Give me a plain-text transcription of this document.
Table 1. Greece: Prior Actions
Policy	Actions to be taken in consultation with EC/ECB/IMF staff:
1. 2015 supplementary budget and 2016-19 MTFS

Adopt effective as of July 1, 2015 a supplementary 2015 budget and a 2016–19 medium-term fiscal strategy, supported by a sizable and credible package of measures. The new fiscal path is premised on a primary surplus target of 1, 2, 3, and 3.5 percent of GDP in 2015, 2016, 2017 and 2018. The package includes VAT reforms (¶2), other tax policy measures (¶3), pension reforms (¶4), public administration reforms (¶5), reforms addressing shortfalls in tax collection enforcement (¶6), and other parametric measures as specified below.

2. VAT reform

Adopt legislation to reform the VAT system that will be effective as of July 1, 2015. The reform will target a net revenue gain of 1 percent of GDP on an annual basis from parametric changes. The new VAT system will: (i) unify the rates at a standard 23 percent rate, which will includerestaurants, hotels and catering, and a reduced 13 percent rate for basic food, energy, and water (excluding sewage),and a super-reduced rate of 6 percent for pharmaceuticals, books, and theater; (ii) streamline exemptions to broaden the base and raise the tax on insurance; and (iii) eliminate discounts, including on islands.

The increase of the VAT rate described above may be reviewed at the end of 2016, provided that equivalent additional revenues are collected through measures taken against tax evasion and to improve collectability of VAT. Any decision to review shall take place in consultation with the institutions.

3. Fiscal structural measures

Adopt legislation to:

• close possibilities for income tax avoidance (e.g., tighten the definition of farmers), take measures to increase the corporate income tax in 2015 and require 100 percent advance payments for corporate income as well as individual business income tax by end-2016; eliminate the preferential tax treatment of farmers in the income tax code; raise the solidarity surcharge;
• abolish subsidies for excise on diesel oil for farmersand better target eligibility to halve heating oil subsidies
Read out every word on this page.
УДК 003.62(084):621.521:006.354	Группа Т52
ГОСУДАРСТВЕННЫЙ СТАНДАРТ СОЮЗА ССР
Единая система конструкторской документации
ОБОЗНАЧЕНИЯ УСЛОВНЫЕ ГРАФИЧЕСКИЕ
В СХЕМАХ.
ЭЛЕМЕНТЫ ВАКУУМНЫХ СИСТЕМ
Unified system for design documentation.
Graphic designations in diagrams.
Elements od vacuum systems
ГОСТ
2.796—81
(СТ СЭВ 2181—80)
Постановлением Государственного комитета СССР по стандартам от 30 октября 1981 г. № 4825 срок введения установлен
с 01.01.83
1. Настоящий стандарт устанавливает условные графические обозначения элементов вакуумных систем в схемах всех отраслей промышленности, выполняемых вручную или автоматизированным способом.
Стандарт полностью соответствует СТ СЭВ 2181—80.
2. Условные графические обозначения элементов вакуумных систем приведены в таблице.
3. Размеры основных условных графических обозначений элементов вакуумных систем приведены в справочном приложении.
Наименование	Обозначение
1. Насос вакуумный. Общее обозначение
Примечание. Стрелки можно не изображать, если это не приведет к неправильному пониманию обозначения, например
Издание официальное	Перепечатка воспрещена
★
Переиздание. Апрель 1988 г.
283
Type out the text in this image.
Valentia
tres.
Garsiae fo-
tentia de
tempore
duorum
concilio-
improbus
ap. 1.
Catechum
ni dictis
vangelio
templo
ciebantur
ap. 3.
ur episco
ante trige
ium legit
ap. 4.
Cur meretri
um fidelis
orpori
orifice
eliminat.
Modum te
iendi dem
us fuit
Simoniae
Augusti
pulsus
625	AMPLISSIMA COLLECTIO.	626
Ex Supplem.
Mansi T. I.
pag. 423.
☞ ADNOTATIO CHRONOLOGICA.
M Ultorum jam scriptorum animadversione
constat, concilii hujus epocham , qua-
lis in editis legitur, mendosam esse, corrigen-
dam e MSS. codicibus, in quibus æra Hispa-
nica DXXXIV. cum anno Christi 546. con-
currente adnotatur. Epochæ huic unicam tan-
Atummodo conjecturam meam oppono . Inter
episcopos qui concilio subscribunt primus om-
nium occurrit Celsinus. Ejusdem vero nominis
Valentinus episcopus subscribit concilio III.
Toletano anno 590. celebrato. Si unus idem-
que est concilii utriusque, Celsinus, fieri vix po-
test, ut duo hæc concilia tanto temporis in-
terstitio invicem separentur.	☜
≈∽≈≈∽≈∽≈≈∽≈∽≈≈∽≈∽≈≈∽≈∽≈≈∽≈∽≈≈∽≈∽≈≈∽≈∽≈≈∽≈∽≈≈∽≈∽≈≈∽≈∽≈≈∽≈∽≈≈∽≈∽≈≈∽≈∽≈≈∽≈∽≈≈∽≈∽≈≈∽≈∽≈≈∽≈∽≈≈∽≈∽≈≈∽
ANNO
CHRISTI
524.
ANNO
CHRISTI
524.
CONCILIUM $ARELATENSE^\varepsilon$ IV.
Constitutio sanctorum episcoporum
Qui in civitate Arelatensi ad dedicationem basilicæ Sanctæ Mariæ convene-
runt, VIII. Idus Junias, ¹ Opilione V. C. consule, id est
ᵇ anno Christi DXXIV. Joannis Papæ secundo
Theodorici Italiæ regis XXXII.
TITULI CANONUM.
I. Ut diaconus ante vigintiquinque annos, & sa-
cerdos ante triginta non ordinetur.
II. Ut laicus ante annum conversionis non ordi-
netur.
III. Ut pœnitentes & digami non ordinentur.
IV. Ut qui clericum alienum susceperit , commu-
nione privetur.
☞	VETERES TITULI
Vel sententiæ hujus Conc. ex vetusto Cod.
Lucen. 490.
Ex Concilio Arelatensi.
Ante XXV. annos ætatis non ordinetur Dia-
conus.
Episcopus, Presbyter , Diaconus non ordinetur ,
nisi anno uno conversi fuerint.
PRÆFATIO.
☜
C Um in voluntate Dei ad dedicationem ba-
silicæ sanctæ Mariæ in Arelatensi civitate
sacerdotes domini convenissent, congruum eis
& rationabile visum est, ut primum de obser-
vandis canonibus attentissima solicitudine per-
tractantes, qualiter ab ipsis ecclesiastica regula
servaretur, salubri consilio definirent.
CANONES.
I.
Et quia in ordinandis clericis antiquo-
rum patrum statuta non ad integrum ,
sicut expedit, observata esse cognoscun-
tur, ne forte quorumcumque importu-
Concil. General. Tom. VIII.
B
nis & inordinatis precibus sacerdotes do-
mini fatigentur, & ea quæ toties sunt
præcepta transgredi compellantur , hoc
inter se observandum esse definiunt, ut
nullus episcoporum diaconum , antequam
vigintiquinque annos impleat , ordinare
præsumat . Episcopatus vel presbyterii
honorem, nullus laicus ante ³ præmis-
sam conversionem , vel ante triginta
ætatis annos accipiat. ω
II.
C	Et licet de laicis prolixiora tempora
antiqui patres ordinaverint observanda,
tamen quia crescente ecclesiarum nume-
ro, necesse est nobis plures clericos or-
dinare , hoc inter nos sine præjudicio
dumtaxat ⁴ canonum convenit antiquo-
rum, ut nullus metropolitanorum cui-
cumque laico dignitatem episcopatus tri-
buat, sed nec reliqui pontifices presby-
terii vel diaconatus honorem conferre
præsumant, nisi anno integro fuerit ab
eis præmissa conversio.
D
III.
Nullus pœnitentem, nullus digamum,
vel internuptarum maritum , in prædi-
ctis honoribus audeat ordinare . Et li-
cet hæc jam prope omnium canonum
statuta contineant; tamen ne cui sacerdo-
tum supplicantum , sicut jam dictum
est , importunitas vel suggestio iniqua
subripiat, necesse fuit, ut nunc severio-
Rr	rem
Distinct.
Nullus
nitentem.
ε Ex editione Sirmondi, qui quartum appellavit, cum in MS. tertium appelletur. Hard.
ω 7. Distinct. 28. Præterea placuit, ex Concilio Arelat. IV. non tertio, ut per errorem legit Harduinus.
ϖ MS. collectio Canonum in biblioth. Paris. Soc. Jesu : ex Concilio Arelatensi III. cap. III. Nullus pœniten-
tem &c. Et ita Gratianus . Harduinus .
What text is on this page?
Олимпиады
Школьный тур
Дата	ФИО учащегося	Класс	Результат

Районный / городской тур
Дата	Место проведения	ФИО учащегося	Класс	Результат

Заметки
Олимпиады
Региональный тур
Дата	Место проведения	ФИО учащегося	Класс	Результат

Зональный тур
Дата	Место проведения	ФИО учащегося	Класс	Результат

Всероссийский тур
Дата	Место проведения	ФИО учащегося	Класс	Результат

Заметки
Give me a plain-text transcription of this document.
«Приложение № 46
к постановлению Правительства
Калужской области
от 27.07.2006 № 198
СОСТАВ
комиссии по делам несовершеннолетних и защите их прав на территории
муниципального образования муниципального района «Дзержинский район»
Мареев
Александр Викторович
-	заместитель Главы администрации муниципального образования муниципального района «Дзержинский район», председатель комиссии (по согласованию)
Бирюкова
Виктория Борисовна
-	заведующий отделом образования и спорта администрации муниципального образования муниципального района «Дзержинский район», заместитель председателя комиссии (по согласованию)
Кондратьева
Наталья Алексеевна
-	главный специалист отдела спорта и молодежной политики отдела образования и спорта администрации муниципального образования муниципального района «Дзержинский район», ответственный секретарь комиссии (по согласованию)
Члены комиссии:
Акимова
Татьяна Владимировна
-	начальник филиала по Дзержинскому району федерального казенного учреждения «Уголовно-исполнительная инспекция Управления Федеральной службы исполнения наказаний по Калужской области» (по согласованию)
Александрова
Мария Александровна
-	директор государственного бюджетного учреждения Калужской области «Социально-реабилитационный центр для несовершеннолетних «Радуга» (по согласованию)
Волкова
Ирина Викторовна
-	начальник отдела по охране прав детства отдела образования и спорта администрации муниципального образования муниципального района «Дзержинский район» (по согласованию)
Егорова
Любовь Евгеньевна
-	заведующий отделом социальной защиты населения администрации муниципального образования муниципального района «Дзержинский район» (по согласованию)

Task goal → Gather every line from the entries above where the word "Actions" appears, and copy them.

Task output →
Table 1. Greece: Prior Actions
Policy	Actions to be taken in consultation with EC/ECB/IMF staff:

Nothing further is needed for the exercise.